(Records from a data source)
• • •

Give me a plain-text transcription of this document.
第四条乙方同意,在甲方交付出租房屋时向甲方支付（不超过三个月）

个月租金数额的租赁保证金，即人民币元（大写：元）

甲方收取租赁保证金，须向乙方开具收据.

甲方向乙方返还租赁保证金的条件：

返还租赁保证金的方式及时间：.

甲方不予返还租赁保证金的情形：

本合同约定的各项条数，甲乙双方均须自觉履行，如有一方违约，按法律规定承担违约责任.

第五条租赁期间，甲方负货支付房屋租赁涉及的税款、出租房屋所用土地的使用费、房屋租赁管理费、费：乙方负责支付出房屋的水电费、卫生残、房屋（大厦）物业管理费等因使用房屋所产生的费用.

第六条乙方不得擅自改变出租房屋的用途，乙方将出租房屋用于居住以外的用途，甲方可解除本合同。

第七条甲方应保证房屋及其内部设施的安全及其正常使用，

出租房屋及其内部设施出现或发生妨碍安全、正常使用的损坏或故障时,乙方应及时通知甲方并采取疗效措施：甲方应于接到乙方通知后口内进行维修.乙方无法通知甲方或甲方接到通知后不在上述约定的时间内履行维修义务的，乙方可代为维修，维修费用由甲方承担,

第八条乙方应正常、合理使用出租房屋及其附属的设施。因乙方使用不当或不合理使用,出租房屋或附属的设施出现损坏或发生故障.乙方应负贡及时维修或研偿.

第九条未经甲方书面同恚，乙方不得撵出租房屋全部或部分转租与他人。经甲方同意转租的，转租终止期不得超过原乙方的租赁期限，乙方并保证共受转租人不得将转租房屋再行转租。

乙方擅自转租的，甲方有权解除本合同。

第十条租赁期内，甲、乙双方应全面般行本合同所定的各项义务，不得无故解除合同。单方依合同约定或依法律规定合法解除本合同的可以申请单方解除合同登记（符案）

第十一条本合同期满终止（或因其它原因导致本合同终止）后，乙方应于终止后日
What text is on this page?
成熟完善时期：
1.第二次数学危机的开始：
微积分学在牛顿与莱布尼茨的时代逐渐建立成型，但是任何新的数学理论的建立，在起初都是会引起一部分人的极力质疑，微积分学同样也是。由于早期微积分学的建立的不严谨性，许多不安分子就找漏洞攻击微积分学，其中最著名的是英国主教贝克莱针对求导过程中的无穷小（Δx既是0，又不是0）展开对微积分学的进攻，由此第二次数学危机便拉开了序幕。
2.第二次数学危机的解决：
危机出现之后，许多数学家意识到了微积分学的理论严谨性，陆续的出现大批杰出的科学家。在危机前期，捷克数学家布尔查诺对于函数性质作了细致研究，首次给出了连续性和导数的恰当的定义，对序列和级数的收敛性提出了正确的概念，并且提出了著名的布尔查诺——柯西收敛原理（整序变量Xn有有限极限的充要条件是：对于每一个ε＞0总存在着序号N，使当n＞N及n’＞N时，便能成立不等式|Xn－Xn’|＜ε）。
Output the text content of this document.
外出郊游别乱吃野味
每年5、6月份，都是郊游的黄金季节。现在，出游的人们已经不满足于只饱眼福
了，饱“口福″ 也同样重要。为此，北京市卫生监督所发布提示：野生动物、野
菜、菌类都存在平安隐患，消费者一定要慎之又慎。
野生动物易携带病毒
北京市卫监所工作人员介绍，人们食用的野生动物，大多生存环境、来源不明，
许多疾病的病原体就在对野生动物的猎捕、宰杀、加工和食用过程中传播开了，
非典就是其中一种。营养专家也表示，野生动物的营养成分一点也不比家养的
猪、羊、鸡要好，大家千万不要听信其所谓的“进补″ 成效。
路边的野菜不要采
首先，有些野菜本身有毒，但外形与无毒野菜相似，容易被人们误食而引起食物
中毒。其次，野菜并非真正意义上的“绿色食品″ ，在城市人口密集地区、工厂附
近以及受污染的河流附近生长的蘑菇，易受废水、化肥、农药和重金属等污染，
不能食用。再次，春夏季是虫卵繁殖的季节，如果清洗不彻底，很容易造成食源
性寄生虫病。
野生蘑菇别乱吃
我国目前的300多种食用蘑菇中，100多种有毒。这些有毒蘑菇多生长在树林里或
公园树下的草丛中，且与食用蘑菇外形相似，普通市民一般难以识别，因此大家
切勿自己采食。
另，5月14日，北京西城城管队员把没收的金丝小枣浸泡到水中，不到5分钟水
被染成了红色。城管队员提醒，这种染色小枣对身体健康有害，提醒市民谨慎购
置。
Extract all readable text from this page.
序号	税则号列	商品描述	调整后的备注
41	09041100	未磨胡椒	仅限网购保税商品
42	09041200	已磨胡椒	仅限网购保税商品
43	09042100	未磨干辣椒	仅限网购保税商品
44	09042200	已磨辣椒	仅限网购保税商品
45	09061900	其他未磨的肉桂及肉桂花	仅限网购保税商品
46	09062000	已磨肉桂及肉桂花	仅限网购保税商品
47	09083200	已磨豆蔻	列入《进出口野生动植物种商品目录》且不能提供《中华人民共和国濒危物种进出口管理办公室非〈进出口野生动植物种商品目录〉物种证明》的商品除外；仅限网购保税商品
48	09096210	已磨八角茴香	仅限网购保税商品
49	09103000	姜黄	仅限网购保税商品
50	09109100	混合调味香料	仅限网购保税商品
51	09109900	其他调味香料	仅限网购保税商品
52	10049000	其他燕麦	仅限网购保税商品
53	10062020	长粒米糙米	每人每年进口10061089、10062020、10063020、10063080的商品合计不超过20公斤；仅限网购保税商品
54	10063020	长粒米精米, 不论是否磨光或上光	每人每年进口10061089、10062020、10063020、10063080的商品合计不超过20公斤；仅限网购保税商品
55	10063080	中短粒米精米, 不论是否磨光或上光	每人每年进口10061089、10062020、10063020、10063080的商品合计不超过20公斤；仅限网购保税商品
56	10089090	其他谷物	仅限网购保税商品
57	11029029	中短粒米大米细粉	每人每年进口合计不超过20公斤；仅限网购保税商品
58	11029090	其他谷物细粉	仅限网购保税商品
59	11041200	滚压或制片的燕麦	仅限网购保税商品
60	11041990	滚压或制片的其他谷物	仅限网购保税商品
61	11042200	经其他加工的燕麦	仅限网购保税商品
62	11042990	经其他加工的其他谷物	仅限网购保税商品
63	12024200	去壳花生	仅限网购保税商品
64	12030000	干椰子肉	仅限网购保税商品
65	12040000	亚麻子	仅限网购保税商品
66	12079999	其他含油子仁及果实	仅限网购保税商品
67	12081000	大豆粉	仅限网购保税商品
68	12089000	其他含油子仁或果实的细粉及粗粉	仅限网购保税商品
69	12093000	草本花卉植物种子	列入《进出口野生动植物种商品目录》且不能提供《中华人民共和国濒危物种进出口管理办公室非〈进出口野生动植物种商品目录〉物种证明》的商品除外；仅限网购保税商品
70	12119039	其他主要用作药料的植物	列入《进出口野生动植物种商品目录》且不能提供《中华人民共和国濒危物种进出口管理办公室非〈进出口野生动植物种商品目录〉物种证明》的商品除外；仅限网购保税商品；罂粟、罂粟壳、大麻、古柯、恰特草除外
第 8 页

• • •

[REQUEST]
Reproduce each entry above exactly, keeping every word.

[SOLUTION TO THIS TASK]
Give me a plain-text transcription of this document.
第四条乙方同意,在甲方交付出租房屋时向甲方支付（不超过三个月）

个月租金数额的租赁保证金，即人民币元（大写：元）

甲方收取租赁保证金，须向乙方开具收据.

甲方向乙方返还租赁保证金的条件：

返还租赁保证金的方式及时间：.

甲方不予返还租赁保证金的情形：

本合同约定的各项条数，甲乙双方均须自觉履行，如有一方违约，按法律规定承担违约责任.

第五条租赁期间，甲方负货支付房屋租赁涉及的税款、出租房屋所用土地的使用费、房屋租赁管理费、费：乙方负责支付出房屋的水电费、卫生残、房屋（大厦）物业管理费等因使用房屋所产生的费用.

第六条乙方不得擅自改变出租房屋的用途，乙方将出租房屋用于居住以外的用途，甲方可解除本合同。

第七条甲方应保证房屋及其内部设施的安全及其正常使用，

出租房屋及其内部设施出现或发生妨碍安全、正常使用的损坏或故障时,乙方应及时通知甲方并采取疗效措施：甲方应于接到乙方通知后口内进行维修.乙方无法通知甲方或甲方接到通知后不在上述约定的时间内履行维修义务的，乙方可代为维修，维修费用由甲方承担,

第八条乙方应正常、合理使用出租房屋及其附属的设施。因乙方使用不当或不合理使用,出租房屋或附属的设施出现损坏或发生故障.乙方应负贡及时维修或研偿.

第九条未经甲方书面同恚，乙方不得撵出租房屋全部或部分转租与他人。经甲方同意转租的，转租终止期不得超过原乙方的租赁期限，乙方并保证共受转租人不得将转租房屋再行转租。

乙方擅自转租的，甲方有权解除本合同。

第十条租赁期内，甲、乙双方应全面般行本合同所定的各项义务，不得无故解除合同。单方依合同约定或依法律规定合法解除本合同的可以申请单方解除合同登记（符案）

第十一条本合同期满终止（或因其它原因导致本合同终止）后，乙方应于终止后日
What text is on this page?
成熟完善时期：
1.第二次数学危机的开始：
微积分学在牛顿与莱布尼茨的时代逐渐建立成型，但是任何新的数学理论的建立，在起初都是会引起一部分人的极力质疑，微积分学同样也是。由于早期微积分学的建立的不严谨性，许多不安分子就找漏洞攻击微积分学，其中最著名的是英国主教贝克莱针对求导过程中的无穷小（Δx既是0，又不是0）展开对微积分学的进攻，由此第二次数学危机便拉开了序幕。
2.第二次数学危机的解决：
危机出现之后，许多数学家意识到了微积分学的理论严谨性，陆续的出现大批杰出的科学家。在危机前期，捷克数学家布尔查诺对于函数性质作了细致研究，首次给出了连续性和导数的恰当的定义，对序列和级数的收敛性提出了正确的概念，并且提出了著名的布尔查诺——柯西收敛原理（整序变量Xn有有限极限的充要条件是：对于每一个ε＞0总存在着序号N，使当n＞N及n’＞N时，便能成立不等式|Xn－Xn’|＜ε）。
Output the text content of this document.
外出郊游别乱吃野味
每年5、6月份，都是郊游的黄金季节。现在，出游的人们已经不满足于只饱眼福
了，饱“口福″ 也同样重要。为此，北京市卫生监督所发布提示：野生动物、野
菜、菌类都存在平安隐患，消费者一定要慎之又慎。
野生动物易携带病毒
北京市卫监所工作人员介绍，人们食用的野生动物，大多生存环境、来源不明，
许多疾病的病原体就在对野生动物的猎捕、宰杀、加工和食用过程中传播开了，
非典就是其中一种。营养专家也表示，野生动物的营养成分一点也不比家养的
猪、羊、鸡要好，大家千万不要听信其所谓的“进补″ 成效。
路边的野菜不要采
首先，有些野菜本身有毒，但外形与无毒野菜相似，容易被人们误食而引起食物
中毒。其次，野菜并非真正意义上的“绿色食品″ ，在城市人口密集地区、工厂附
近以及受污染的河流附近生长的蘑菇，易受废水、化肥、农药和重金属等污染，
不能食用。再次，春夏季是虫卵繁殖的季节，如果清洗不彻底，很容易造成食源
性寄生虫病。
野生蘑菇别乱吃
我国目前的300多种食用蘑菇中，100多种有毒。这些有毒蘑菇多生长在树林里或
公园树下的草丛中，且与食用蘑菇外形相似，普通市民一般难以识别，因此大家
切勿自己采食。
另，5月14日，北京西城城管队员把没收的金丝小枣浸泡到水中，不到5分钟水
被染成了红色。城管队员提醒，这种染色小枣对身体健康有害，提醒市民谨慎购
置。
Extract all readable text from this page.
序号	税则号列	商品描述	调整后的备注
41	09041100	未磨胡椒	仅限网购保税商品
42	09041200	已磨胡椒	仅限网购保税商品
43	09042100	未磨干辣椒	仅限网购保税商品
44	09042200	已磨辣椒	仅限网购保税商品
45	09061900	其他未磨的肉桂及肉桂花	仅限网购保税商品
46	09062000	已磨肉桂及肉桂花	仅限网购保税商品
47	09083200	已磨豆蔻	列入《进出口野生动植物种商品目录》且不能提供《中华人民共和国濒危物种进出口管理办公室非〈进出口野生动植物种商品目录〉物种证明》的商品除外；仅限网购保税商品
48	09096210	已磨八角茴香	仅限网购保税商品
49	09103000	姜黄	仅限网购保税商品
50	09109100	混合调味香料	仅限网购保税商品
51	09109900	其他调味香料	仅限网购保税商品
52	10049000	其他燕麦	仅限网购保税商品
53	10062020	长粒米糙米	每人每年进口10061089、10062020、10063020、10063080的商品合计不超过20公斤；仅限网购保税商品
54	10063020	长粒米精米, 不论是否磨光或上光	每人每年进口10061089、10062020、10063020、10063080的商品合计不超过20公斤；仅限网购保税商品
55	10063080	中短粒米精米, 不论是否磨光或上光	每人每年进口10061089、10062020、10063020、10063080的商品合计不超过20公斤；仅限网购保税商品
56	10089090	其他谷物	仅限网购保税商品
57	11029029	中短粒米大米细粉	每人每年进口合计不超过20公斤；仅限网购保税商品
58	11029090	其他谷物细粉	仅限网购保税商品
59	11041200	滚压或制片的燕麦	仅限网购保税商品
60	11041990	滚压或制片的其他谷物	仅限网购保税商品
61	11042200	经其他加工的燕麦	仅限网购保税商品
62	11042990	经其他加工的其他谷物	仅限网购保税商品
63	12024200	去壳花生	仅限网购保税商品
64	12030000	干椰子肉	仅限网购保税商品
65	12040000	亚麻子	仅限网购保税商品
66	12079999	其他含油子仁及果实	仅限网购保税商品
67	12081000	大豆粉	仅限网购保税商品
68	12089000	其他含油子仁或果实的细粉及粗粉	仅限网购保税商品
69	12093000	草本花卉植物种子	列入《进出口野生动植物种商品目录》且不能提供《中华人民共和国濒危物种进出口管理办公室非〈进出口野生动植物种商品目录〉物种证明》的商品除外；仅限网购保税商品
70	12119039	其他主要用作药料的植物	列入《进出口野生动植物种商品目录》且不能提供《中华人民共和国濒危物种进出口管理办公室非〈进出口野生动植物种商品目录〉物种证明》的商品除外；仅限网购保税商品；罂粟、罂粟壳、大麻、古柯、恰特草除外
第 8 页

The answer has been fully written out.